## Begin Information provided

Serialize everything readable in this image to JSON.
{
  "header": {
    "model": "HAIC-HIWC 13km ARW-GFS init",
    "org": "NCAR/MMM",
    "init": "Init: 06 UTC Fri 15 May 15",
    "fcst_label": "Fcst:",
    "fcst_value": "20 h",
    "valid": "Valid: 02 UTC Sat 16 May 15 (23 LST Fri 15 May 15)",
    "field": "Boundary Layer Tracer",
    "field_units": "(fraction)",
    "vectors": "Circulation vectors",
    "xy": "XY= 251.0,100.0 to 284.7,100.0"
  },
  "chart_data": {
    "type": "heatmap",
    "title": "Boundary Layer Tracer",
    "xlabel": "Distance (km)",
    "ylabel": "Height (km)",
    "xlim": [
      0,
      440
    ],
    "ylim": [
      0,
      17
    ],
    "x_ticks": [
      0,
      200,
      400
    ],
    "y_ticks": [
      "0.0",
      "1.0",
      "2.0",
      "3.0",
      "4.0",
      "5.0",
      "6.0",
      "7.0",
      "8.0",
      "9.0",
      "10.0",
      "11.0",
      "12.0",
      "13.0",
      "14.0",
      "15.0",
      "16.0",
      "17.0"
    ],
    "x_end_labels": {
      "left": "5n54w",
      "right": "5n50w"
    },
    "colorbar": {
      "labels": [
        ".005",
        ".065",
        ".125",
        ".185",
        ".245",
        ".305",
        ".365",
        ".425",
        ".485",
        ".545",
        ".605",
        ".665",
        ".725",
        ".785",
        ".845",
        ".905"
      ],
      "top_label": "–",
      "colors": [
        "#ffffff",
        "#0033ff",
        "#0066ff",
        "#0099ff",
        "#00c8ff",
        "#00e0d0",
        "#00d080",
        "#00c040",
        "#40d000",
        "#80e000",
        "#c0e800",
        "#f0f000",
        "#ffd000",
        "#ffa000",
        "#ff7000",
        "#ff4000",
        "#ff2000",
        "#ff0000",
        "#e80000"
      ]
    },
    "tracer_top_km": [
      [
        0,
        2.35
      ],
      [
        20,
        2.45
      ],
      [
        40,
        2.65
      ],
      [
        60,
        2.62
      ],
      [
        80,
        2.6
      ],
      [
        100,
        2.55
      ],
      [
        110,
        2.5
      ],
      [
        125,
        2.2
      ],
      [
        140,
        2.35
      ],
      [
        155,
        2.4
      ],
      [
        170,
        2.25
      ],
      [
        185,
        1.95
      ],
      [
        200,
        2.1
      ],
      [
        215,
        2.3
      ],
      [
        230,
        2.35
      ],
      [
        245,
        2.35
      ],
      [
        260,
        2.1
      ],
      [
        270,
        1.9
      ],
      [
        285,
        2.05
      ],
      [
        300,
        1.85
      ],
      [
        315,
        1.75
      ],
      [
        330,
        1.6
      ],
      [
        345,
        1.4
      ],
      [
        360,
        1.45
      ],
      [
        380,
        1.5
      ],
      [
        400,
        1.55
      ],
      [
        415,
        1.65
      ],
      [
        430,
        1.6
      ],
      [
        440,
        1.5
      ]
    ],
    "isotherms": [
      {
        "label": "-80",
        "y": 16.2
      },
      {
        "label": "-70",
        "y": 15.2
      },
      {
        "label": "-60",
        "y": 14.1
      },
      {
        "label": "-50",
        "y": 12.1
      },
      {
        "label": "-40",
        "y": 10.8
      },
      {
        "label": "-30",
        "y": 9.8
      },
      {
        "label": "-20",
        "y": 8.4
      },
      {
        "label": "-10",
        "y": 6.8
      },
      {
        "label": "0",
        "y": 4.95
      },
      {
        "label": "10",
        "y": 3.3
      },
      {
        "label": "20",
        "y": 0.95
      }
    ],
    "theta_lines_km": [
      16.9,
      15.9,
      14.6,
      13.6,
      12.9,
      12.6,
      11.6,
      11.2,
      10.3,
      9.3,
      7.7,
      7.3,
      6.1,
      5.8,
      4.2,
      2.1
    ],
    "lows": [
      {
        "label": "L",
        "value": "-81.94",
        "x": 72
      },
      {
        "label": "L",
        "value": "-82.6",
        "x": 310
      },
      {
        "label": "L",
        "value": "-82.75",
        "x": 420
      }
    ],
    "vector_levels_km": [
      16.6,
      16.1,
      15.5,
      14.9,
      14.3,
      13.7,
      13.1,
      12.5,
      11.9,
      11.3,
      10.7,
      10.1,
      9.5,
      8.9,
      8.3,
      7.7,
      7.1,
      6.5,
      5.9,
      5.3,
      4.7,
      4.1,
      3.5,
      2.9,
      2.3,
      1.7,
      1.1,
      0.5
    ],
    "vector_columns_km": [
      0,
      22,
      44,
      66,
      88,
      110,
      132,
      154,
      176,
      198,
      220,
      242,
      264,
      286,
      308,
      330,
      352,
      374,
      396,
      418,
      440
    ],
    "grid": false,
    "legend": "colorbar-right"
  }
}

## End Information provided

__Directions__.
Restate each record word for word.

__Exercise output__.
Serialize everything readable in this image to JSON.
{
  "header": {
    "model": "HAIC-HIWC 13km ARW-GFS init",
    "org": "NCAR/MMM",
    "init": "Init: 06 UTC Fri 15 May 15",
    "fcst_label": "Fcst:",
    "fcst_value": "20 h",
    "valid": "Valid: 02 UTC Sat 16 May 15 (23 LST Fri 15 May 15)",
    "field": "Boundary Layer Tracer",
    "field_units": "(fraction)",
    "vectors": "Circulation vectors",
    "xy": "XY= 251.0,100.0 to 284.7,100.0"
  },
  "chart_data": {
    "type": "heatmap",
    "title": "Boundary Layer Tracer",
    "xlabel": "Distance (km)",
    "ylabel": "Height (km)",
    "xlim": [
      0,
      440
    ],
    "ylim": [
      0,
      17
    ],
    "x_ticks": [
      0,
      200,
      400
    ],
    "y_ticks": [
      "0.0",
      "1.0",
      "2.0",
      "3.0",
      "4.0",
      "5.0",
      "6.0",
      "7.0",
      "8.0",
      "9.0",
      "10.0",
      "11.0",
      "12.0",
      "13.0",
      "14.0",
      "15.0",
      "16.0",
      "17.0"
    ],
    "x_end_labels": {
      "left": "5n54w",
      "right": "5n50w"
    },
    "colorbar": {
      "labels": [
        ".005",
        ".065",
        ".125",
        ".185",
        ".245",
        ".305",
        ".365",
        ".425",
        ".485",
        ".545",
        ".605",
        ".665",
        ".725",
        ".785",
        ".845",
        ".905"
      ],
      "top_label": "–",
      "colors": [
        "#ffffff",
        "#0033ff",
        "#0066ff",
        "#0099ff",
        "#00c8ff",
        "#00e0d0",
        "#00d080",
        "#00c040",
        "#40d000",
        "#80e000",
        "#c0e800",
        "#f0f000",
        "#ffd000",
        "#ffa000",
        "#ff7000",
        "#ff4000",
        "#ff2000",
        "#ff0000",
        "#e80000"
      ]
    },
    "tracer_top_km": [
      [
        0,
        2.35
      ],
      [
        20,
        2.45
      ],
      [
        40,
        2.65
      ],
      [
        60,
        2.62
      ],
      [
        80,
        2.6
      ],
      [
        100,
        2.55
      ],
      [
        110,
        2.5
      ],
      [
        125,
        2.2
      ],
      [
        140,
        2.35
      ],
      [
        155,
        2.4
      ],
      [
        170,
        2.25
      ],
      [
        185,
        1.95
      ],
      [
        200,
        2.1
      ],
      [
        215,
        2.3
      ],
      [
        230,
        2.35
      ],
      [
        245,
        2.35
      ],
      [
        260,
        2.1
      ],
      [
        270,
        1.9
      ],
      [
        285,
        2.05
      ],
      [
        300,
        1.85
      ],
      [
        315,
        1.75
      ],
      [
        330,
        1.6
      ],
      [
        345,
        1.4
      ],
      [
        360,
        1.45
      ],
      [
        380,
        1.5
      ],
      [
        400,
        1.55
      ],
      [
        415,
        1.65
      ],
      [
        430,
        1.6
      ],
      [
        440,
        1.5
      ]
    ],
    "isotherms": [
      {
        "label": "-80",
        "y": 16.2
      },
      {
        "label": "-70",
        "y": 15.2
      },
      {
        "label": "-60",
        "y": 14.1
      },
      {
        "label": "-50",
        "y": 12.1
      },
      {
        "label": "-40",
        "y": 10.8
      },
      {
        "label": "-30",
        "y": 9.8
      },
      {
        "label": "-20",
        "y": 8.4
      },
      {
        "label": "-10",
        "y": 6.8
      },
      {
        "label": "0",
        "y": 4.95
      },
      {
        "label": "10",
        "y": 3.3
      },
      {
        "label": "20",
        "y": 0.95
      }
    ],
    "theta_lines_km": [
      16.9,
      15.9,
      14.6,
      13.6,
      12.9,
      12.6,
      11.6,
      11.2,
      10.3,
      9.3,
      7.7,
      7.3,
      6.1,
      5.8,
      4.2,
      2.1
    ],
    "lows": [
      {
        "label": "L",
        "value": "-81.94",
        "x": 72
      },
      {
        "label": "L",
        "value": "-82.6",
        "x": 310
      },
      {
        "label": "L",
        "value": "-82.75",
        "x": 420
      }
    ],
    "vector_levels_km": [
      16.6,
      16.1,
      15.5,
      14.9,
      14.3,
      13.7,
      13.1,
      12.5,
      11.9,
      11.3,
      10.7,
      10.1,
      9.5,
      8.9,
      8.3,
      7.7,
      7.1,
      6.5,
      5.9,
      5.3,
      4.7,
      4.1,
      3.5,
      2.9,
      2.3,
      1.7,
      1.1,
      0.5
    ],
    "vector_columns_km": [
      0,
      22,
      44,
      66,
      88,
      110,
      132,
      154,
      176,
      198,
      220,
      242,
      264,
      286,
      308,
      330,
      352,
      374,
      396,
      418,
      440
    ],
    "grid": false,
    "legend": "colorbar-right"
  }
}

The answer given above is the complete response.